### [INSTRUCTION]
Beginning at the line containing "Read out every word on this page." and continuing to the end of the records below, give each line again exactly as it stands, and only those lines.

★ ★ ★ ★ ★ ★ ★

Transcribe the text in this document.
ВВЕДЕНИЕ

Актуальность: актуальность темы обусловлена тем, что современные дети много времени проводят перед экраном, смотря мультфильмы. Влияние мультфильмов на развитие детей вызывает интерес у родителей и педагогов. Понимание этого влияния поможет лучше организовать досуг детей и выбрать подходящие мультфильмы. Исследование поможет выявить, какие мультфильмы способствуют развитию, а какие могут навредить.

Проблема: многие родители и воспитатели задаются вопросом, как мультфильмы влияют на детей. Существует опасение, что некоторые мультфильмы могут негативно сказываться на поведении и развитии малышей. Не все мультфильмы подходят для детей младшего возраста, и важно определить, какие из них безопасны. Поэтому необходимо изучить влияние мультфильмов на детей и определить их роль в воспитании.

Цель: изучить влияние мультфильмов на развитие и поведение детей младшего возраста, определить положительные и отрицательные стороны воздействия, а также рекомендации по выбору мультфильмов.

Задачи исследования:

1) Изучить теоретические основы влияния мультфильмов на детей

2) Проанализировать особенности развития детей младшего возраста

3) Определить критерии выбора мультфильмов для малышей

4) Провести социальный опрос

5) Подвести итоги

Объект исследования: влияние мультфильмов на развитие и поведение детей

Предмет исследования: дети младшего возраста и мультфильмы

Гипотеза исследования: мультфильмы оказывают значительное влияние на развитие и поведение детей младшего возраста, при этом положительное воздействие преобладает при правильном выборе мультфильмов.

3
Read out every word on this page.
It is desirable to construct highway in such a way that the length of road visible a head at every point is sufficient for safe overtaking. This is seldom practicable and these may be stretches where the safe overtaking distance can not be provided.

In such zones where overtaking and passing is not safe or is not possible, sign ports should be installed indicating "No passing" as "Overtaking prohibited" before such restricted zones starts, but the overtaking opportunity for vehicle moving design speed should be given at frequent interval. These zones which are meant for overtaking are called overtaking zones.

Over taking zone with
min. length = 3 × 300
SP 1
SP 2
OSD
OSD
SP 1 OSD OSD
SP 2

★ ★ ★ ★ ★ ★ ★

### [OUTPUT FOR THIS EXERCISE]
Read out every word on this page.
It is desirable to construct highway in such a way that the length of road visible a head at every point is sufficient for safe overtaking. This is seldom practicable and these may be stretches where the safe overtaking distance can not be provided.

In such zones where overtaking and passing is not safe or is not possible, sign ports should be installed indicating "No passing" as "Overtaking prohibited" before such restricted zones starts, but the overtaking opportunity for vehicle moving design speed should be given at frequent interval. These zones which are meant for overtaking are called overtaking zones.

Over taking zone with
min. length = 3 × 300
SP 1
SP 2
OSD
OSD
SP 1 OSD OSD
SP 2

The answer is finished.